COUNT 4 - Breach of Fiduciary Duty

The Court finds that plaintiffs have not demonstrated any special circumstances distinguishing this case from an ordinary producer-distributor relationship. The Court therefore holds that a jury could not find that a fiduciary relationship existed between plaintiffs and defendants in this case. Accordingly, the Court grants defendants' motion for summary judgment on this claim.


COUNT 5 - Trade Secret Misappropriation

As the sole distributors defendants had a confidential relationship with plaintiffs that permitted defendants access to plaintiffs' alleged trade secrets. Plaintiffs assert that defendants used there secrets in the development and the marketing of Quantum MIS. Plaintiffs have presented sufficient evidence for a jury to conclude that defendants used their knowledge of TQT and their experience marketing TQT to create and market Quantum MIS. Thus summary judgment is inappropriate with respect to this claim.

+-------+

### Task 1
Write out the passage of the court excerpt between "COUNT 4 - Breach" and "on this claim.", inclusive.
### Task 2
In the court excerpt, what product do plaintiffs assert defendants developed and marketed using plaintiffs' secrets?
Rely solely on the court excerpt above when responding.

+-------+

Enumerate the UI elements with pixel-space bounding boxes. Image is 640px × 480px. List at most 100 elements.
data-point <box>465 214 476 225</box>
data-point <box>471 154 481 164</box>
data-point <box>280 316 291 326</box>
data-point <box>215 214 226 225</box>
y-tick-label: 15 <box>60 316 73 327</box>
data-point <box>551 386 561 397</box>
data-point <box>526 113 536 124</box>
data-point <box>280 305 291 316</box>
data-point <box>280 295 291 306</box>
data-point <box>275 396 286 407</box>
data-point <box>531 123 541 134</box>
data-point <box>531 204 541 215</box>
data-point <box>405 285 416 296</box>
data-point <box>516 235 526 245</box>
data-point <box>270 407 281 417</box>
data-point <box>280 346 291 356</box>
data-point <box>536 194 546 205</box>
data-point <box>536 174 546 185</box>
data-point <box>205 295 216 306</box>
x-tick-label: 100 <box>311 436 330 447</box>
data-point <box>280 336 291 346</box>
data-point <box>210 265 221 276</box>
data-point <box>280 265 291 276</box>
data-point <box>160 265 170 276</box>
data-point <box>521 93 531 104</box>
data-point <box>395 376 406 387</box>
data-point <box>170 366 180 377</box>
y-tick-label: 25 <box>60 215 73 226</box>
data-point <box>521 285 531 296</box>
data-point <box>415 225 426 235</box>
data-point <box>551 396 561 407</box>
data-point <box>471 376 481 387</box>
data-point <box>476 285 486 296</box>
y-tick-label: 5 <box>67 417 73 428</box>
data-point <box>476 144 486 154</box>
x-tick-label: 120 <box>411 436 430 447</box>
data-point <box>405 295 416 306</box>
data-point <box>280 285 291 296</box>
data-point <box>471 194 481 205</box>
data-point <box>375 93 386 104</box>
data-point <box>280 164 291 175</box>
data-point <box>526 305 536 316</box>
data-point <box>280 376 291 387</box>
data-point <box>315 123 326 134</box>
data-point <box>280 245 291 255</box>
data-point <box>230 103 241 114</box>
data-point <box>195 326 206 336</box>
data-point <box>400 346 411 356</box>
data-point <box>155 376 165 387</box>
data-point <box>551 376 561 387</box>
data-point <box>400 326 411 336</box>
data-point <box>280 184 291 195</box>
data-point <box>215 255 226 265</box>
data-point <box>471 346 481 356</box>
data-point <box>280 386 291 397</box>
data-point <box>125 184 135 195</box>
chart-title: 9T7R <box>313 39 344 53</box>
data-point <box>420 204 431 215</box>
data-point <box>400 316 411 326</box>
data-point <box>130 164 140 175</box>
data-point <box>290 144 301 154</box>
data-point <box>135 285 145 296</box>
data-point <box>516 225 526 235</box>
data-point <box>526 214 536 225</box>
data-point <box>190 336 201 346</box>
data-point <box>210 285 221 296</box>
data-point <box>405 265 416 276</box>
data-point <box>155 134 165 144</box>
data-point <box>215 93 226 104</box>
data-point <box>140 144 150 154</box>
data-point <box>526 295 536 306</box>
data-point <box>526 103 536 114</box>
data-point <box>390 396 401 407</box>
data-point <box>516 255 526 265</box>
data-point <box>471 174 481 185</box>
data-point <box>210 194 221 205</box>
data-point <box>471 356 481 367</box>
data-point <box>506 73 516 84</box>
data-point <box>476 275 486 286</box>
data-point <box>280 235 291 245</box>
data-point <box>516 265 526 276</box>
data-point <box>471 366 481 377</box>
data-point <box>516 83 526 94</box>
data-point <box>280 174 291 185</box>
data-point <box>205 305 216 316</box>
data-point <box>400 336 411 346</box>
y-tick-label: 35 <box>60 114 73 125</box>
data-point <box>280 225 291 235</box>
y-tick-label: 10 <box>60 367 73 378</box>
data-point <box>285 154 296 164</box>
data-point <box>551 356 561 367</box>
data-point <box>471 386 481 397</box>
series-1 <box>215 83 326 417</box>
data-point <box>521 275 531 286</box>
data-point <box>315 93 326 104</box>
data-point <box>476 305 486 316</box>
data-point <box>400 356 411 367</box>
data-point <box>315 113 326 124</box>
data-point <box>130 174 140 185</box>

+-------+

### Response 1
COUNT 4 - Breach of Fiduciary Duty

The Court finds that plaintiffs have not demonstrated any special circumstances distinguishing this case from an ordinary producer-distributor relationship. The Court therefore holds that a jury could not find that a fiduciary relationship existed between plaintiffs and defendants in this case. Accordingly, the Court grants defendants' motion for summary judgment on this claim.

### Response 2
Quantum MIS